■ **WRITTEN TASK**
Transcribe the listing in full, excluding any pictures.

━━━━

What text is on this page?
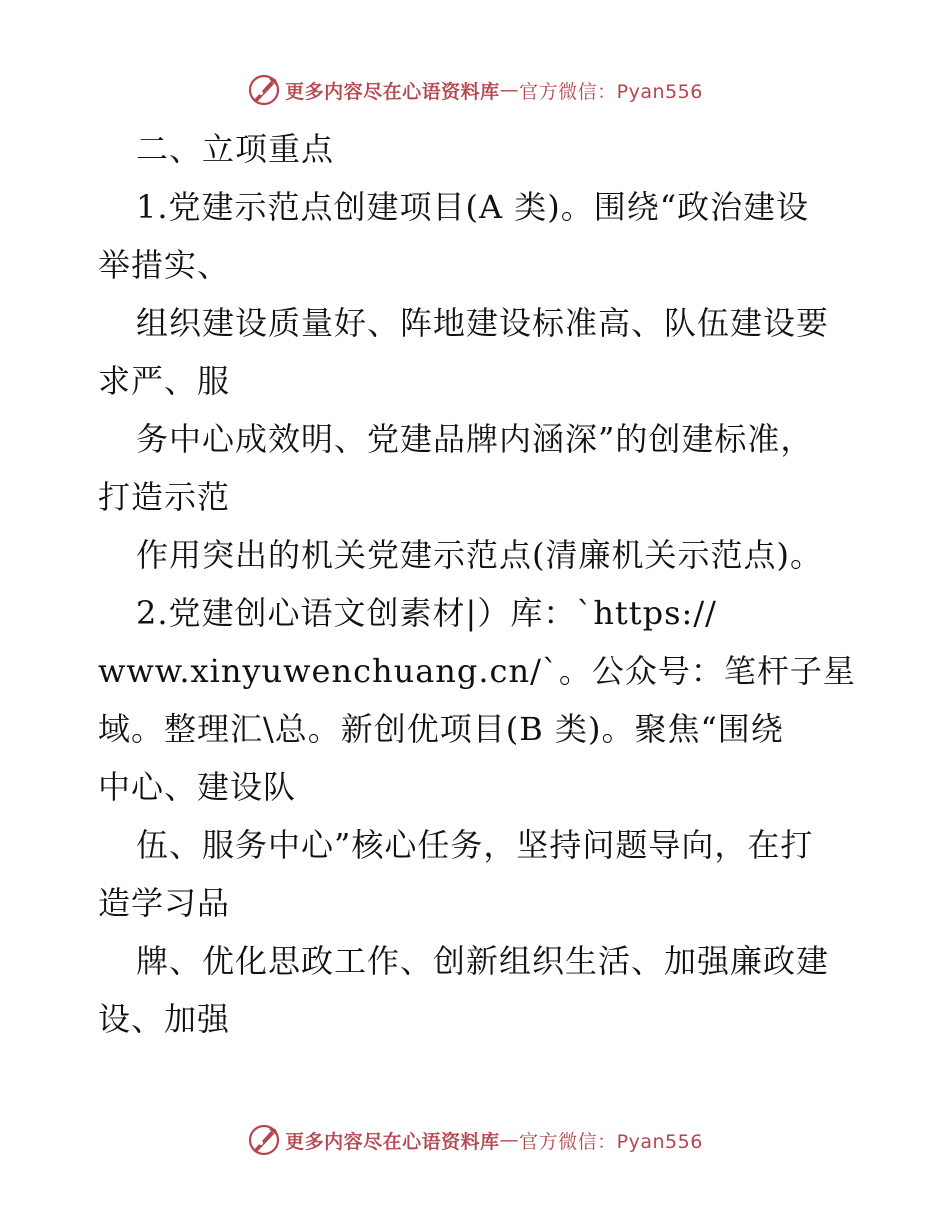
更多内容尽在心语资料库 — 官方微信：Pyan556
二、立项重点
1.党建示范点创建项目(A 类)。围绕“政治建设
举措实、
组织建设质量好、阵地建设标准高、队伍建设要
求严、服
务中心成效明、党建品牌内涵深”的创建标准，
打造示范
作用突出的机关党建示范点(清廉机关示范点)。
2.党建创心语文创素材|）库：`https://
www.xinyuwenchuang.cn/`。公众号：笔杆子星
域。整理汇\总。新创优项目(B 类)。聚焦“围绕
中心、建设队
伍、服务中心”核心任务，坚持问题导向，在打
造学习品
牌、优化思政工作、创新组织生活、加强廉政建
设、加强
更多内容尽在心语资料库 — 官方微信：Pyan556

━━━━

■ **WRITTEN SOLUTION**
What text is on this page?
更多内容尽在心语资料库 — 官方微信：Pyan556
二、立项重点
1.党建示范点创建项目(A 类)。围绕“政治建设
举措实、
组织建设质量好、阵地建设标准高、队伍建设要
求严、服
务中心成效明、党建品牌内涵深”的创建标准，
打造示范
作用突出的机关党建示范点(清廉机关示范点)。
2.党建创心语文创素材|）库：`https://
www.xinyuwenchuang.cn/`。公众号：笔杆子星
域。整理汇\总。新创优项目(B 类)。聚焦“围绕
中心、建设队
伍、服务中心”核心任务，坚持问题导向，在打
造学习品
牌、优化思政工作、创新组织生活、加强廉政建
设、加强
更多内容尽在心语资料库 — 官方微信：Pyan556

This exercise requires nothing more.